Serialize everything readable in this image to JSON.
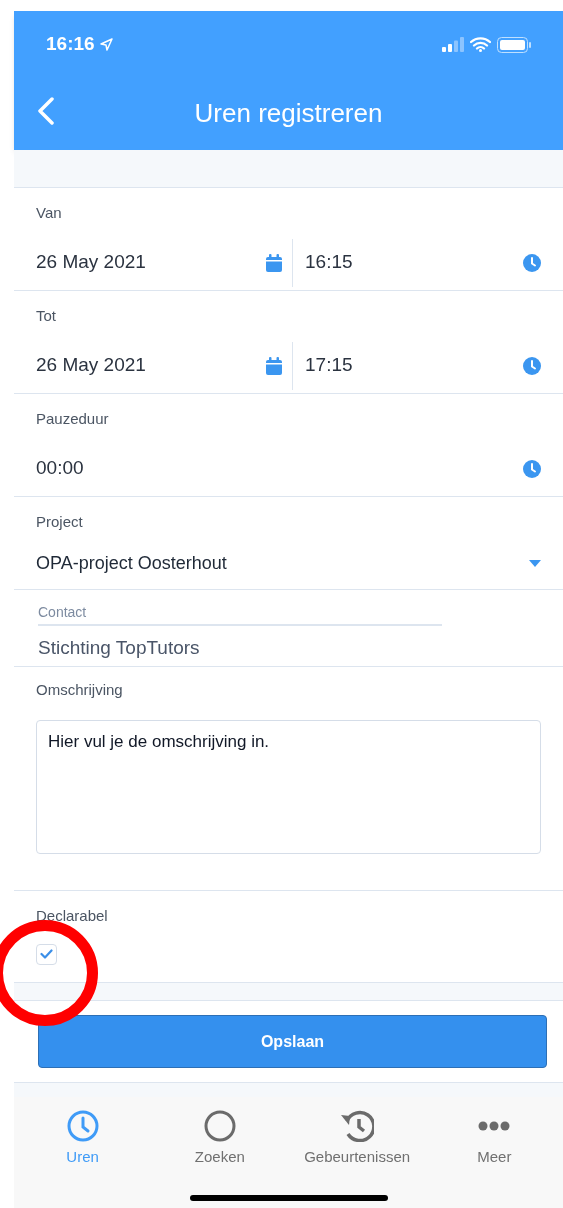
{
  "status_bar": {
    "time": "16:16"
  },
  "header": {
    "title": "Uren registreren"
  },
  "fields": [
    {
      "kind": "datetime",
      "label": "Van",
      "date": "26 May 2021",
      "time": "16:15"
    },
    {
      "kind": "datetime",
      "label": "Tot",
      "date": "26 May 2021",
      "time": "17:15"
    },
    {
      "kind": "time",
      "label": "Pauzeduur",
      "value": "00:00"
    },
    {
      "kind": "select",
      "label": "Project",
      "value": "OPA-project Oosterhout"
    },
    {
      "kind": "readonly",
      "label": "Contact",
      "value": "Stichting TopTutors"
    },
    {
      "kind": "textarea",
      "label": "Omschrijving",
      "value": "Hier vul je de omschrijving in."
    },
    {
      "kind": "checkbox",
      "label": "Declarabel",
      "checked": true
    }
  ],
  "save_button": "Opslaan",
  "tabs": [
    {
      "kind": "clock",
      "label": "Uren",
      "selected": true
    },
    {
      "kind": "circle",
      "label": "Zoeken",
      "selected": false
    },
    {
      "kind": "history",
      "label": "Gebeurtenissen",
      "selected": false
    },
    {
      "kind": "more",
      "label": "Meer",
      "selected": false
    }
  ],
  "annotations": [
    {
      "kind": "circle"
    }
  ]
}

INSTRUCTIONS FOR THE TASK: Retype all entries exactly as they appear, dropping the images.

RESULT:
Serialize everything readable in this image to JSON.
{
  "status_bar": {
    "time": "16:16"
  },
  "header": {
    "title": "Uren registreren"
  },
  "fields": [
    {
      "kind": "datetime",
      "label": "Van",
      "date": "26 May 2021",
      "time": "16:15"
    },
    {
      "kind": "datetime",
      "label": "Tot",
      "date": "26 May 2021",
      "time": "17:15"
    },
    {
      "kind": "time",
      "label": "Pauzeduur",
      "value": "00:00"
    },
    {
      "kind": "select",
      "label": "Project",
      "value": "OPA-project Oosterhout"
    },
    {
      "kind": "readonly",
      "label": "Contact",
      "value": "Stichting TopTutors"
    },
    {
      "kind": "textarea",
      "label": "Omschrijving",
      "value": "Hier vul je de omschrijving in."
    },
    {
      "kind": "checkbox",
      "label": "Declarabel",
      "checked": true
    }
  ],
  "save_button": "Opslaan",
  "tabs": [
    {
      "kind": "clock",
      "label": "Uren",
      "selected": true
    },
    {
      "kind": "circle",
      "label": "Zoeken",
      "selected": false
    },
    {
      "kind": "history",
      "label": "Gebeurtenissen",
      "selected": false
    },
    {
      "kind": "more",
      "label": "Meer",
      "selected": false
    }
  ],
  "annotations": [
    {
      "kind": "circle"
    }
  ]
}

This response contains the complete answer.